_Material to process:_
::::::::::
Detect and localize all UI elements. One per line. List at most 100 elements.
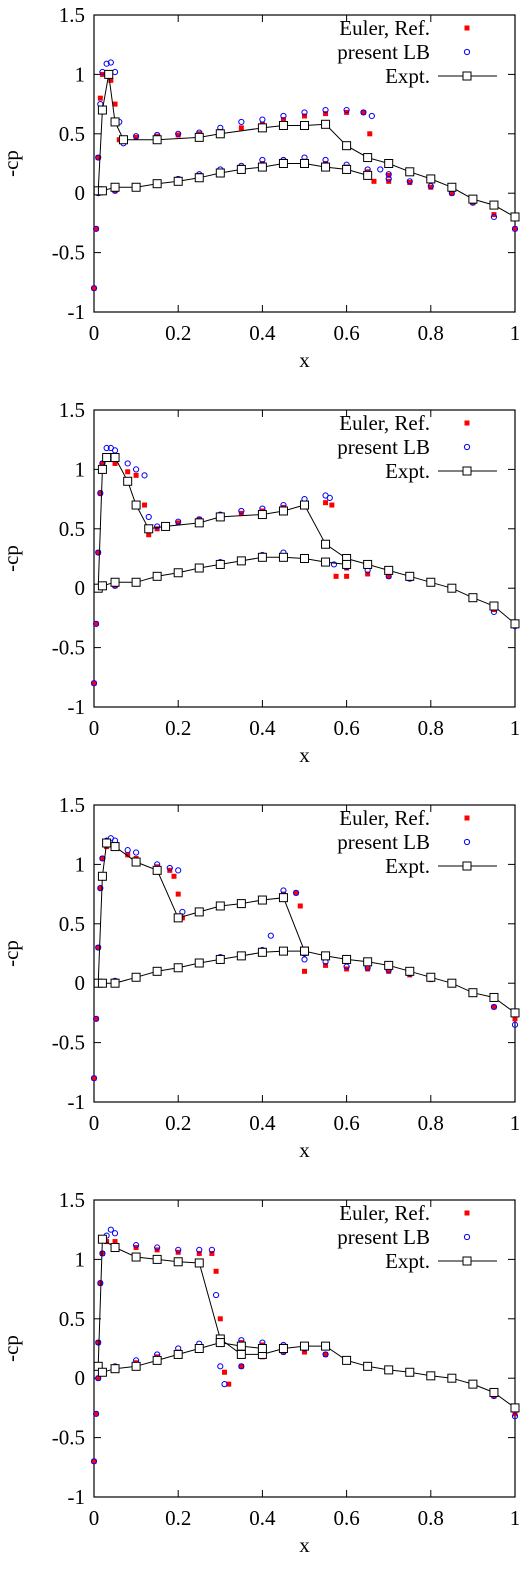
x-tick-label: 0.8 — [418, 716, 444, 740]
euler-point — [91, 680, 97, 686]
expt-point — [110, 842, 120, 852]
expt-point — [447, 583, 457, 593]
y-tick-label: 1.5 — [59, 398, 85, 422]
y-tick-label: -1 — [68, 300, 86, 324]
expt-point — [194, 132, 204, 142]
expt-point — [152, 1254, 162, 1264]
x-tick-label: 0.2 — [165, 1111, 191, 1135]
y-axis-label: -cp — [0, 940, 23, 967]
lb-point — [175, 518, 182, 525]
euler-point — [93, 1411, 99, 1417]
euler-point — [97, 490, 103, 496]
x-tick-label: 0.8 — [418, 321, 444, 345]
expt-point — [257, 162, 267, 172]
expt-point — [257, 552, 267, 562]
legend-euler-symbol — [464, 815, 470, 821]
expt-point — [215, 512, 225, 522]
expt-point — [447, 1373, 457, 1383]
lb-point — [107, 59, 114, 66]
euler-point — [112, 460, 118, 466]
lb-point — [93, 620, 100, 627]
x-tick-label: 1 — [510, 1506, 521, 1530]
euler-point — [97, 95, 103, 101]
lb-point — [427, 182, 434, 190]
lb-point — [145, 513, 152, 521]
euler-point — [238, 125, 244, 131]
legend-label: present LB — [337, 40, 430, 64]
y-tick-label: 0.5 — [59, 122, 85, 146]
expt-point — [152, 966, 162, 976]
expt-point — [173, 1257, 183, 1267]
lb-point — [208, 1246, 215, 1253]
x-axis-label: x — [299, 743, 310, 767]
x-tick-label: 0.8 — [418, 1111, 444, 1135]
expt-point — [215, 1338, 225, 1348]
expt-point — [278, 552, 288, 562]
lb-point — [280, 887, 287, 894]
lb-point — [368, 112, 375, 120]
euler-point — [112, 1239, 118, 1245]
euler-point — [371, 178, 377, 184]
chart-panel-1: 0 0.2 0.4 0.6 0.8 1 1.5 1 0.5 0 -0.5 -1 x -cp Euler, R… — [0, 3, 520, 372]
lb-point — [385, 171, 392, 178]
expt-point — [468, 194, 478, 204]
x-tick-label: 0.2 — [165, 716, 191, 740]
expt-point — [110, 117, 120, 127]
expt-point — [152, 135, 162, 145]
x-tick-label: 0.4 — [249, 716, 276, 740]
expt-point — [131, 857, 141, 867]
expt-point — [173, 963, 183, 973]
legend-expt-symbol — [462, 1256, 472, 1266]
expt-point — [215, 129, 225, 139]
lb-point — [490, 1003, 498, 1011]
euler-point — [108, 77, 114, 83]
lb-point — [93, 1410, 100, 1417]
euler-point — [95, 945, 101, 951]
x-tick-label: 0.6 — [333, 1506, 359, 1530]
lb-point — [175, 1246, 182, 1253]
lb-point — [301, 109, 308, 116]
expt-point — [152, 865, 162, 875]
expt-point — [300, 946, 309, 956]
euler-point — [238, 1363, 244, 1369]
euler-point — [386, 968, 392, 974]
expt-point — [236, 1349, 246, 1359]
lb-point — [511, 1413, 519, 1420]
lb-point — [343, 963, 350, 970]
expt-point — [194, 518, 204, 528]
y-tick-label: 1 — [75, 457, 86, 481]
y-tick-label: -1 — [68, 695, 86, 719]
y-tick-label: 0.5 — [59, 517, 85, 541]
euler-point — [133, 472, 139, 478]
lb-point — [175, 867, 182, 874]
expt-point — [489, 992, 499, 1002]
expt-point — [131, 972, 141, 982]
euler-point — [428, 184, 434, 190]
chart-panel-3: 0 0.2 0.4 0.6 0.8 1 1.5 1 0.5 0 -0.5 -1 x -cp Euler, R… — [0, 793, 520, 1162]
expt-point — [131, 1252, 141, 1262]
euler-point — [323, 962, 329, 968]
euler-point — [222, 1369, 228, 1375]
legend-label: Expt. — [385, 1249, 430, 1273]
euler-point — [217, 1316, 223, 1322]
expt-point — [384, 159, 394, 168]
expt-point — [489, 601, 499, 611]
lb-point — [95, 1339, 102, 1346]
lb-point — [133, 1242, 140, 1249]
expt-point — [300, 500, 309, 510]
expt-point — [97, 105, 107, 115]
lb-point — [360, 109, 367, 116]
expt-point — [278, 120, 288, 130]
expt-point — [468, 988, 478, 998]
expt-point — [102, 838, 112, 848]
expt-point — [426, 1371, 436, 1381]
x-axis-label: x — [299, 1138, 310, 1162]
expt-point — [102, 453, 112, 463]
euler-point — [512, 1016, 518, 1022]
expt-point — [131, 182, 141, 192]
lb-point — [90, 285, 98, 292]
euler-point — [97, 1280, 103, 1286]
lb-point — [133, 133, 140, 140]
lb-point — [511, 225, 519, 232]
expt-point — [300, 1341, 309, 1351]
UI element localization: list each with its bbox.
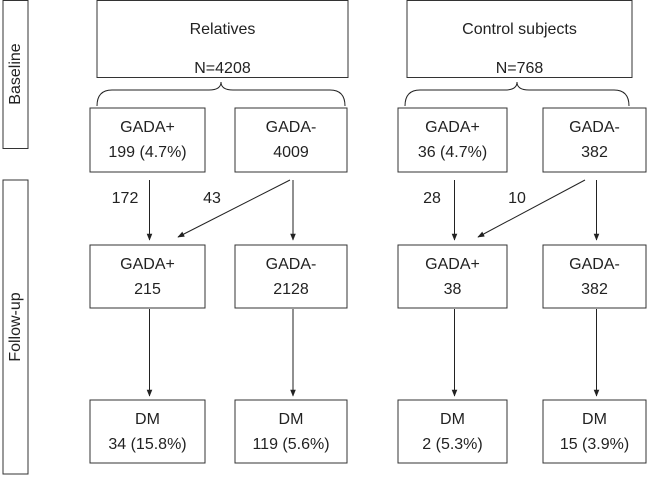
::::::::::
_Job:_
Arrange every line of the items above as a Markdown table with the columns Row and Line. Leave out blank lines and the pictures.

_Response to the exercise:_
| Row | Line |
|---|---|
| 1 | Detect and localize all UI elements. One per line. List at most 100 elements. |
| 2 | x-tick-label: 0.8 — [418, 716, 444, 740] |
| 3 | euler-point — [91, 680, 97, 686] |
| 4 | expt-point — [110, 842, 120, 852] |
| 5 | expt-point — [447, 583, 457, 593] |
| 6 | y-tick-label: 1.5 — [59, 398, 85, 422] |
| 7 | y-tick-label: -1 — [68, 300, 86, 324] |
| 8 | expt-point — [194, 132, 204, 142] |
| 9 | expt-point — [152, 1254, 162, 1264] |
| 10 | x-tick-label: 0.2 — [165, 1111, 191, 1135] |
| 11 | y-axis-label: -cp — [0, 940, 23, 967] |
| 12 | lb-point — [175, 518, 182, 525] |
| 13 | euler-point — [93, 1411, 99, 1417] |
| 14 | euler-point — [97, 490, 103, 496] |
| 15 | x-tick-label: 0.8 — [418, 321, 444, 345] |
| 16 | expt-point — [257, 162, 267, 172] |
| 17 | expt-point — [257, 552, 267, 562] |
| 18 | legend-euler-symbol — [464, 815, 470, 821] |
| 19 | expt-point — [215, 512, 225, 522] |
| 20 | expt-point — [447, 1373, 457, 1383] |
| 21 | lb-point — [107, 59, 114, 66] |
| 22 | euler-point — [112, 460, 118, 466] |
| 23 | lb-point — [93, 620, 100, 627] |
| 24 | x-tick-label: 1 — [510, 1506, 521, 1530] |
| 25 | euler-point — [97, 95, 103, 101] |
| 26 | lb-point — [427, 182, 434, 190] |
| 27 | lb-point — [145, 513, 152, 521] |
| 28 | euler-point — [238, 125, 244, 131] |
| 29 | legend-label: present LB — [337, 40, 430, 64] |
| 30 | y-tick-label: 0.5 — [59, 122, 85, 146] |
| 31 | expt-point — [152, 966, 162, 976] |
| 32 | expt-point — [173, 1257, 183, 1267] |
| 33 | lb-point — [208, 1246, 215, 1253] |
| 34 | x-axis-label: x — [299, 743, 310, 767] |
| 35 | x-tick-label: 0.8 — [418, 1111, 444, 1135] |
| 36 | expt-point — [215, 1338, 225, 1348] |
| 37 | expt-point — [278, 552, 288, 562] |
| 38 | lb-point — [280, 887, 287, 894] |
| 39 | lb-point — [368, 112, 375, 120] |
| 40 | euler-point — [112, 1239, 118, 1245] |
| 41 | euler-point — [371, 178, 377, 184] |
| 42 | chart-panel-1: 0 0.2 0.4 0.6 0.8 1 1.5 1 0.5 0 -0.5 -1 x -cp Euler, R… — [0, 3, 520, 372] |
| 43 | lb-point — [385, 171, 392, 178] |
| 44 | expt-point — [468, 194, 478, 204] |
| 45 | x-tick-label: 0.2 — [165, 716, 191, 740] |
| 46 | expt-point — [110, 117, 120, 127] |
| 47 | expt-point — [152, 135, 162, 145] |
| 48 | x-tick-label: 0.4 — [249, 716, 276, 740] |
| 49 | expt-point — [131, 857, 141, 867] |
| 50 | expt-point — [173, 963, 183, 973] |
| 51 | legend-expt-symbol — [462, 1256, 472, 1266] |
| 52 | expt-point — [215, 129, 225, 139] |
| 53 | lb-point — [490, 1003, 498, 1011] |
| 54 | euler-point — [108, 77, 114, 83] |
| 55 | lb-point — [93, 1410, 100, 1417] |
| 56 | euler-point — [95, 945, 101, 951] |
| 57 | x-tick-label: 0.6 — [333, 1506, 359, 1530] |
| 58 | lb-point — [175, 1246, 182, 1253] |
| 59 | lb-point — [301, 109, 308, 116] |
| 60 | expt-point — [152, 865, 162, 875] |
| 61 | expt-point — [300, 946, 309, 956] |
| 62 | euler-point — [238, 1363, 244, 1369] |
| 63 | euler-point — [386, 968, 392, 974] |
| 64 | expt-point — [236, 1349, 246, 1359] |
| 65 | lb-point — [511, 1413, 519, 1420] |
| 66 | lb-point — [343, 963, 350, 970] |
| 67 | expt-point — [194, 518, 204, 528] |
| 68 | y-tick-label: 1 — [75, 457, 86, 481] |
| 69 | y-tick-label: -1 — [68, 695, 86, 719] |
| 70 | y-tick-label: 0.5 — [59, 517, 85, 541] |
| 71 | euler-point — [133, 472, 139, 478] |
| 72 | lb-point — [175, 867, 182, 874] |
| 73 | expt-point — [489, 992, 499, 1002] |
| 74 | expt-point — [131, 972, 141, 982] |
| 75 | euler-point — [428, 184, 434, 190] |
| 76 | chart-panel-3: 0 0.2 0.4 0.6 0.8 1 1.5 1 0.5 0 -0.5 -1 x -cp Euler, R… — [0, 793, 520, 1162] |
| 77 | expt-point — [131, 1252, 141, 1262] |
| 78 | euler-point — [323, 962, 329, 968] |
| 79 | euler-point — [222, 1369, 228, 1375] |
| 80 | legend-label: Expt. — [385, 1249, 430, 1273] |
| 81 | euler-point — [217, 1316, 223, 1322] |
| 82 | expt-point — [384, 159, 394, 168] |
| 83 | expt-point — [489, 601, 499, 611] |
| 84 | lb-point — [95, 1339, 102, 1346] |
| 85 | lb-point — [133, 1242, 140, 1249] |
| 86 | expt-point — [300, 500, 309, 510] |
| 87 | expt-point — [97, 105, 107, 115] |
| 88 | lb-point — [360, 109, 367, 116] |
| 89 | expt-point — [278, 120, 288, 130] |
| 90 | expt-point — [468, 988, 478, 998] |
| 91 | expt-point — [102, 838, 112, 848] |
| 92 | expt-point — [426, 1371, 436, 1381] |
| 93 | x-axis-label: x — [299, 1138, 310, 1162] |
| 94 | expt-point — [102, 453, 112, 463] |
| 95 | euler-point — [512, 1016, 518, 1022] |
| 96 | expt-point — [131, 182, 141, 192] |
| 97 | lb-point — [90, 285, 98, 292] |
| 98 | euler-point — [97, 1280, 103, 1286] |
| 99 | lb-point — [133, 133, 140, 140] |
| 100 | lb-point — [511, 225, 519, 232] |
| 101 | expt-point — [300, 1341, 309, 1351] |
| 102 | UI element localization: list each with its bbox. |